**Stated exercise:**
Only the pictures are omitted; repeat all other data exactly.

— start of Stored records —

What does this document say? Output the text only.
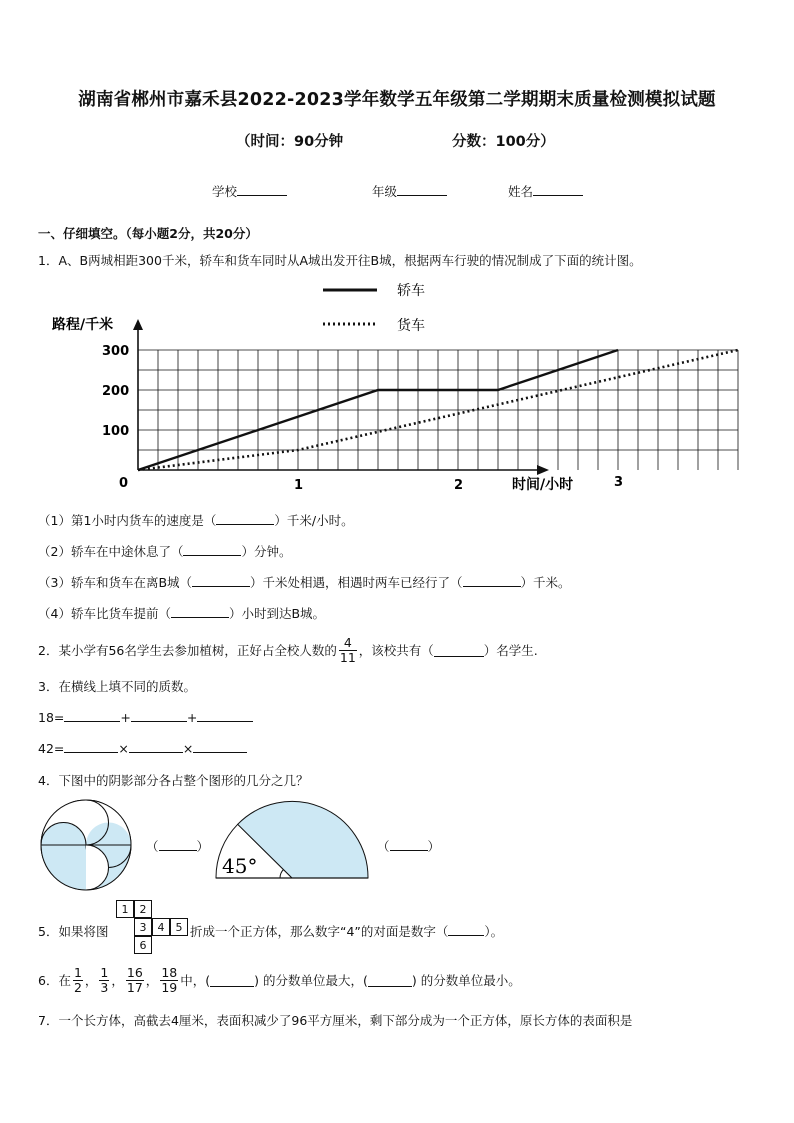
湖南省郴州市嘉禾县2022-2023学年数学五年级第二学期期末质量检测模拟试题
（时间：90分钟	分数：100分）
学校	年级	姓名
一、仔细填空。（每小题2分，共20分）
1．A、B两城相距300千米，轿车和货车同时从A城出发开往B城，根据两车行驶的情况制成了下面的统计图。
轿车
货车
路程/千米
时间/小时
0	1	2	3
100
200
300
（1）第1小时内货车的速度是（	）千米/小时。
（2）轿车在中途休息了（	）分钟。
（3）轿车和货车在离B城（	）千米处相遇，相遇时两车已经行了（	）千米。
（4）轿车比货车提前（	）小时到达B城。
2．某小学有56名学生去参加植树，正好占全校人数的 $\frac{4}{11}$ ，该校共有（	）名学生.
3．在横线上填不同的质数。
18=	+	+
42=	×	×
4．下图中的阴影部分各占整个图形的几分之几？
（	）
45°
（	）
5．如果将图
1	2
3	4	5
6
折成一个正方体，那么数字“4”的对面是数字（	）。
6．在 $\frac{1}{2}$ ， $\frac{1}{3}$ ， $\frac{16}{17}$ ， $\frac{18}{19}$ 中，(	) 的分数单位最大，(	) 的分数单位最小。
7．一个长方体，高截去4厘米，表面积减少了96平方厘米，剩下部分成为一个正方体，原长方体的表面积是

— end of Stored records —

**Problem solution:**
What does this document say? Output the text only.
湖南省郴州市嘉禾县2022-2023学年数学五年级第二学期期末质量检测模拟试题
（时间：90分钟	分数：100分）
学校	年级	姓名
一、仔细填空。（每小题2分，共20分）
1．A、B两城相距300千米，轿车和货车同时从A城出发开往B城，根据两车行驶的情况制成了下面的统计图。
轿车
货车
路程/千米
时间/小时
0	1	2	3
100
200
300
（1）第1小时内货车的速度是（	）千米/小时。
（2）轿车在中途休息了（	）分钟。
（3）轿车和货车在离B城（	）千米处相遇，相遇时两车已经行了（	）千米。
（4）轿车比货车提前（	）小时到达B城。
2．某小学有56名学生去参加植树，正好占全校人数的 $\frac{4}{11}$ ，该校共有（	）名学生.
3．在横线上填不同的质数。
18=	+	+
42=	×	×
4．下图中的阴影部分各占整个图形的几分之几？
（	）
45°
（	）
5．如果将图
1	2
3	4	5
6
折成一个正方体，那么数字“4”的对面是数字（	）。
6．在 $\frac{1}{2}$ ， $\frac{1}{3}$ ， $\frac{16}{17}$ ， $\frac{18}{19}$ 中，(	) 的分数单位最大，(	) 的分数单位最小。
7．一个长方体，高截去4厘米，表面积减少了96平方厘米，剩下部分成为一个正方体，原长方体的表面积是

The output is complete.